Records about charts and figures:
☆ ☆ ☆
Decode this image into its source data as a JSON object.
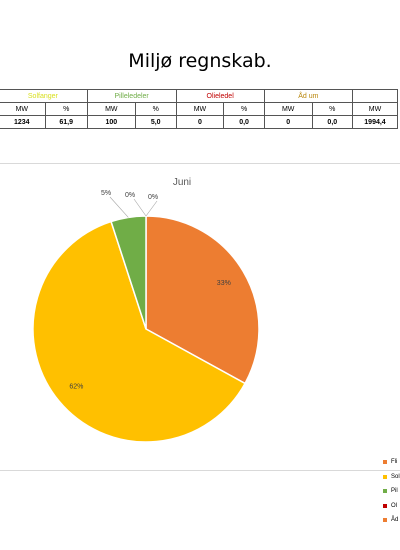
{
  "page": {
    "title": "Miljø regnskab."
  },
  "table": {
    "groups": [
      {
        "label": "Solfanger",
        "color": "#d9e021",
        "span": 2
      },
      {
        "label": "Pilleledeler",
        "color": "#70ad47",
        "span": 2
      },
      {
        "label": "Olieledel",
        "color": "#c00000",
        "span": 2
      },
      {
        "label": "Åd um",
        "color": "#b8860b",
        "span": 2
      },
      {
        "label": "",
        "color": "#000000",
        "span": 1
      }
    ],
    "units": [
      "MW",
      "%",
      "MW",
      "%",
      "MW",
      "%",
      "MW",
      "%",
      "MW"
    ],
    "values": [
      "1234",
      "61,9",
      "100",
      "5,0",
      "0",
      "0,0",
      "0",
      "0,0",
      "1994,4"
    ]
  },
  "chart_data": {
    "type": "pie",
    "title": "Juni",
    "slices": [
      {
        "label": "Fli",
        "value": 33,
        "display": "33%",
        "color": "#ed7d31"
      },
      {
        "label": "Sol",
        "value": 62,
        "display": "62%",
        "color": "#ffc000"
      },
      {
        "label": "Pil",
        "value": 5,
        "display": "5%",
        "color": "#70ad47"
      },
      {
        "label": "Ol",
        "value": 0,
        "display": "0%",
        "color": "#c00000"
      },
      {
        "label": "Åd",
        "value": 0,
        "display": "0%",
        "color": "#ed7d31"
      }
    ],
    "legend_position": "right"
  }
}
☆ ☆ ☆
THE PROBLEM: Retype each line of the listing above word for word. Exclude the pictures.

EXERCISE RESULT:
Decode this image into its source data as a JSON object.
{
  "page": {
    "title": "Miljø regnskab."
  },
  "table": {
    "groups": [
      {
        "label": "Solfanger",
        "color": "#d9e021",
        "span": 2
      },
      {
        "label": "Pilleledeler",
        "color": "#70ad47",
        "span": 2
      },
      {
        "label": "Olieledel",
        "color": "#c00000",
        "span": 2
      },
      {
        "label": "Åd um",
        "color": "#b8860b",
        "span": 2
      },
      {
        "label": "",
        "color": "#000000",
        "span": 1
      }
    ],
    "units": [
      "MW",
      "%",
      "MW",
      "%",
      "MW",
      "%",
      "MW",
      "%",
      "MW"
    ],
    "values": [
      "1234",
      "61,9",
      "100",
      "5,0",
      "0",
      "0,0",
      "0",
      "0,0",
      "1994,4"
    ]
  },
  "chart_data": {
    "type": "pie",
    "title": "Juni",
    "slices": [
      {
        "label": "Fli",
        "value": 33,
        "display": "33%",
        "color": "#ed7d31"
      },
      {
        "label": "Sol",
        "value": 62,
        "display": "62%",
        "color": "#ffc000"
      },
      {
        "label": "Pil",
        "value": 5,
        "display": "5%",
        "color": "#70ad47"
      },
      {
        "label": "Ol",
        "value": 0,
        "display": "0%",
        "color": "#c00000"
      },
      {
        "label": "Åd",
        "value": 0,
        "display": "0%",
        "color": "#ed7d31"
      }
    ],
    "legend_position": "right"
  }
}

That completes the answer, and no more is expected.